**What you have to do:** Repeat the material verbatim and drop the pictures.

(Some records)
────────────────

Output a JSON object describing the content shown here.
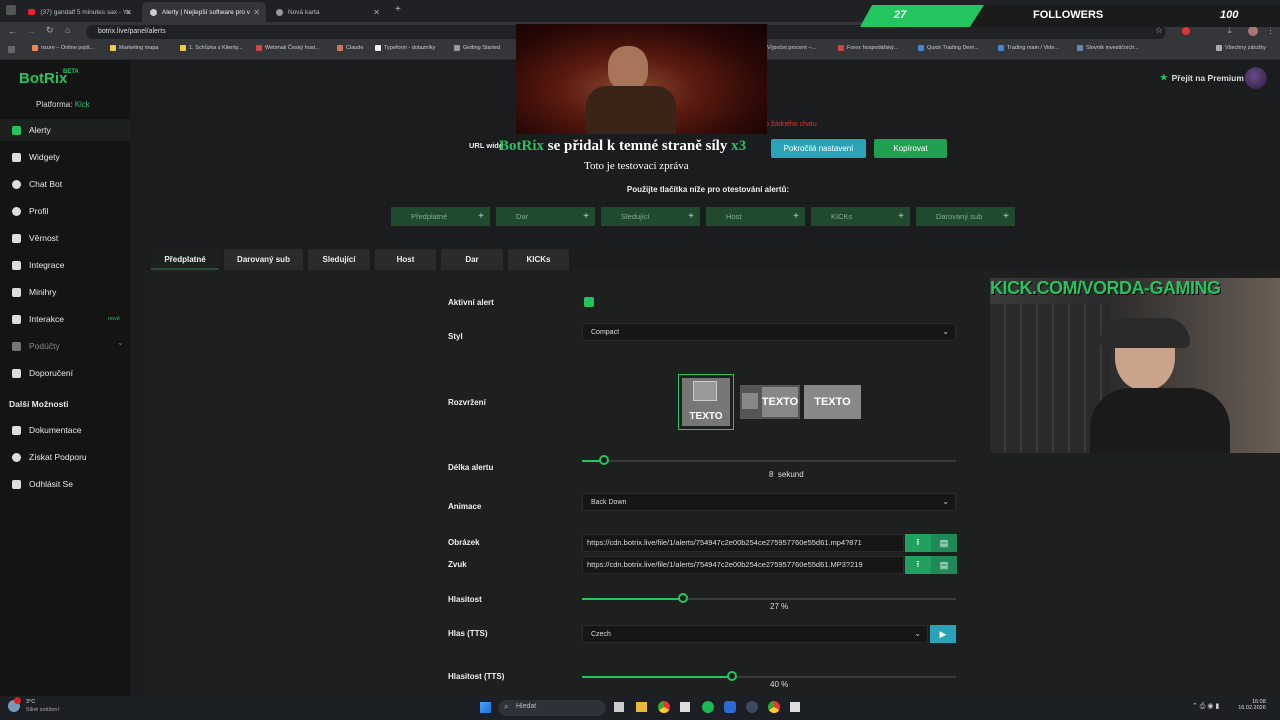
{
  "browser": {
    "tabs": [
      {
        "title": "(37) gandalf 5 minutes sax - Yo"
      },
      {
        "title": "Alerty | Nejlepší software pro v"
      },
      {
        "title": "Nová karta"
      }
    ],
    "url": "botrix.live/panel/alerts",
    "bookmarks": [
      "nsure – Online pojiš...",
      "Marketing mapa",
      "1. Schůzka s Klienty...",
      "Webmail Český host...",
      "Claude",
      "Typeform - dotazníky",
      "Getting Started",
      "Výpočet procent –...",
      "Forex hospodářský...",
      "Quick Trading Dem...",
      "Trading main / Vide...",
      "Slovník investičních...",
      "Všechny záložky"
    ]
  },
  "overlay": {
    "followers_count": "27",
    "followers_label": "FOLLOWERS",
    "followers_goal": "100",
    "alert_brand": "BotRix",
    "alert_message": " se přidal k temné straně síly ",
    "alert_multiplier": "x3",
    "alert_subtext": "Toto je testovací zpráva",
    "webcam_banner": "KICK.COM/VORDA-GAMING"
  },
  "app": {
    "logo": "BotRix",
    "logo_beta": "BETA",
    "premium": "Přejít na Premium",
    "platform_label": "Platforma: ",
    "platform_value": "Kick",
    "nav": [
      {
        "label": "Alerty",
        "icon": "warning-icon"
      },
      {
        "label": "Widgety",
        "icon": "grid-icon"
      },
      {
        "label": "Chat Bot",
        "icon": "chat-icon"
      },
      {
        "label": "Profil",
        "icon": "profile-icon"
      },
      {
        "label": "Věrnost",
        "icon": "diamond-icon"
      },
      {
        "label": "Integrace",
        "icon": "puzzle-icon"
      },
      {
        "label": "Minihry",
        "icon": "gamepad-icon"
      },
      {
        "label": "Interakce",
        "icon": "music-icon",
        "badge": "nové"
      },
      {
        "label": "Podúčty",
        "icon": "users-icon"
      },
      {
        "label": "Doporučení",
        "icon": "referral-icon"
      }
    ],
    "more_header": "Další Možnosti",
    "more": [
      {
        "label": "Dokumentace",
        "icon": "doc-icon"
      },
      {
        "label": "Získat Podporu",
        "icon": "help-icon"
      },
      {
        "label": "Odhlásit Se",
        "icon": "logout-icon"
      }
    ],
    "url_widget_label": "URL widg",
    "error_text": "o žádného chatu",
    "advanced_button": "Pokročilá nastavení",
    "copy_button": "Kopírovat",
    "test_instructions": "Použijte tlačítka níže pro otestování alertů:",
    "test_buttons": [
      "Předplatné",
      "Dar",
      "Sledující",
      "Host",
      "KICKs",
      "Darovaný sub"
    ],
    "tabs": [
      "Předplatné",
      "Darovaný sub",
      "Sledující",
      "Host",
      "Dar",
      "KICKs"
    ],
    "form": {
      "active_label": "Aktivní alert",
      "style_label": "Styl",
      "style_value": "Compact",
      "layout_label": "Rozvržení",
      "layout_text": "TEXTO",
      "length_label": "Délka alertu",
      "length_value": "8",
      "length_unit": "sekund",
      "length_fraction": 0.06,
      "animation_label": "Animace",
      "animation_value": "Back Down",
      "image_label": "Obrázek",
      "image_url": "https://cdn.botrix.live/file/1/alerts/754947c2e00b254ce275957760e55d61.mp4?871",
      "sound_label": "Zvuk",
      "sound_url": "https://cdn.botrix.live/file/1/alerts/754947c2e00b254ce275957760e55d61.MP3?219",
      "volume_label": "Hlasitost",
      "volume_value": "27",
      "volume_unit": "%",
      "volume_fraction": 0.27,
      "tts_voice_label": "Hlas (TTS)",
      "tts_voice_value": "Czech",
      "tts_volume_label": "Hlasitost (TTS)",
      "tts_volume_value": "40",
      "tts_volume_unit": "%",
      "tts_volume_fraction": 0.4
    }
  },
  "taskbar": {
    "weather_temp": "3°C",
    "weather_desc": "Silné sněžení",
    "search_placeholder": "Hledat",
    "time": "16:08",
    "date": "16.02.2026"
  },
  "colors": {
    "accent": "#22c55e",
    "button_blue": "#2aa3b8"
  }
}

────────────────

**Problem solution:**
Output a JSON object describing the content shown here.
{
  "browser": {
    "tabs": [
      {
        "title": "(37) gandalf 5 minutes sax - Yo"
      },
      {
        "title": "Alerty | Nejlepší software pro v"
      },
      {
        "title": "Nová karta"
      }
    ],
    "url": "botrix.live/panel/alerts",
    "bookmarks": [
      "nsure – Online pojiš...",
      "Marketing mapa",
      "1. Schůzka s Klienty...",
      "Webmail Český host...",
      "Claude",
      "Typeform - dotazníky",
      "Getting Started",
      "Výpočet procent –...",
      "Forex hospodářský...",
      "Quick Trading Dem...",
      "Trading main / Vide...",
      "Slovník investičních...",
      "Všechny záložky"
    ]
  },
  "overlay": {
    "followers_count": "27",
    "followers_label": "FOLLOWERS",
    "followers_goal": "100",
    "alert_brand": "BotRix",
    "alert_message": " se přidal k temné straně síly ",
    "alert_multiplier": "x3",
    "alert_subtext": "Toto je testovací zpráva",
    "webcam_banner": "KICK.COM/VORDA-GAMING"
  },
  "app": {
    "logo": "BotRix",
    "logo_beta": "BETA",
    "premium": "Přejít na Premium",
    "platform_label": "Platforma: ",
    "platform_value": "Kick",
    "nav": [
      {
        "label": "Alerty",
        "icon": "warning-icon"
      },
      {
        "label": "Widgety",
        "icon": "grid-icon"
      },
      {
        "label": "Chat Bot",
        "icon": "chat-icon"
      },
      {
        "label": "Profil",
        "icon": "profile-icon"
      },
      {
        "label": "Věrnost",
        "icon": "diamond-icon"
      },
      {
        "label": "Integrace",
        "icon": "puzzle-icon"
      },
      {
        "label": "Minihry",
        "icon": "gamepad-icon"
      },
      {
        "label": "Interakce",
        "icon": "music-icon",
        "badge": "nové"
      },
      {
        "label": "Podúčty",
        "icon": "users-icon"
      },
      {
        "label": "Doporučení",
        "icon": "referral-icon"
      }
    ],
    "more_header": "Další Možnosti",
    "more": [
      {
        "label": "Dokumentace",
        "icon": "doc-icon"
      },
      {
        "label": "Získat Podporu",
        "icon": "help-icon"
      },
      {
        "label": "Odhlásit Se",
        "icon": "logout-icon"
      }
    ],
    "url_widget_label": "URL widg",
    "error_text": "o žádného chatu",
    "advanced_button": "Pokročilá nastavení",
    "copy_button": "Kopírovat",
    "test_instructions": "Použijte tlačítka níže pro otestování alertů:",
    "test_buttons": [
      "Předplatné",
      "Dar",
      "Sledující",
      "Host",
      "KICKs",
      "Darovaný sub"
    ],
    "tabs": [
      "Předplatné",
      "Darovaný sub",
      "Sledující",
      "Host",
      "Dar",
      "KICKs"
    ],
    "form": {
      "active_label": "Aktivní alert",
      "style_label": "Styl",
      "style_value": "Compact",
      "layout_label": "Rozvržení",
      "layout_text": "TEXTO",
      "length_label": "Délka alertu",
      "length_value": "8",
      "length_unit": "sekund",
      "length_fraction": 0.06,
      "animation_label": "Animace",
      "animation_value": "Back Down",
      "image_label": "Obrázek",
      "image_url": "https://cdn.botrix.live/file/1/alerts/754947c2e00b254ce275957760e55d61.mp4?871",
      "sound_label": "Zvuk",
      "sound_url": "https://cdn.botrix.live/file/1/alerts/754947c2e00b254ce275957760e55d61.MP3?219",
      "volume_label": "Hlasitost",
      "volume_value": "27",
      "volume_unit": "%",
      "volume_fraction": 0.27,
      "tts_voice_label": "Hlas (TTS)",
      "tts_voice_value": "Czech",
      "tts_volume_label": "Hlasitost (TTS)",
      "tts_volume_value": "40",
      "tts_volume_unit": "%",
      "tts_volume_fraction": 0.4
    }
  },
  "taskbar": {
    "weather_temp": "3°C",
    "weather_desc": "Silné sněžení",
    "search_placeholder": "Hledat",
    "time": "16:08",
    "date": "16.02.2026"
  },
  "colors": {
    "accent": "#22c55e",
    "button_blue": "#2aa3b8"
  }
}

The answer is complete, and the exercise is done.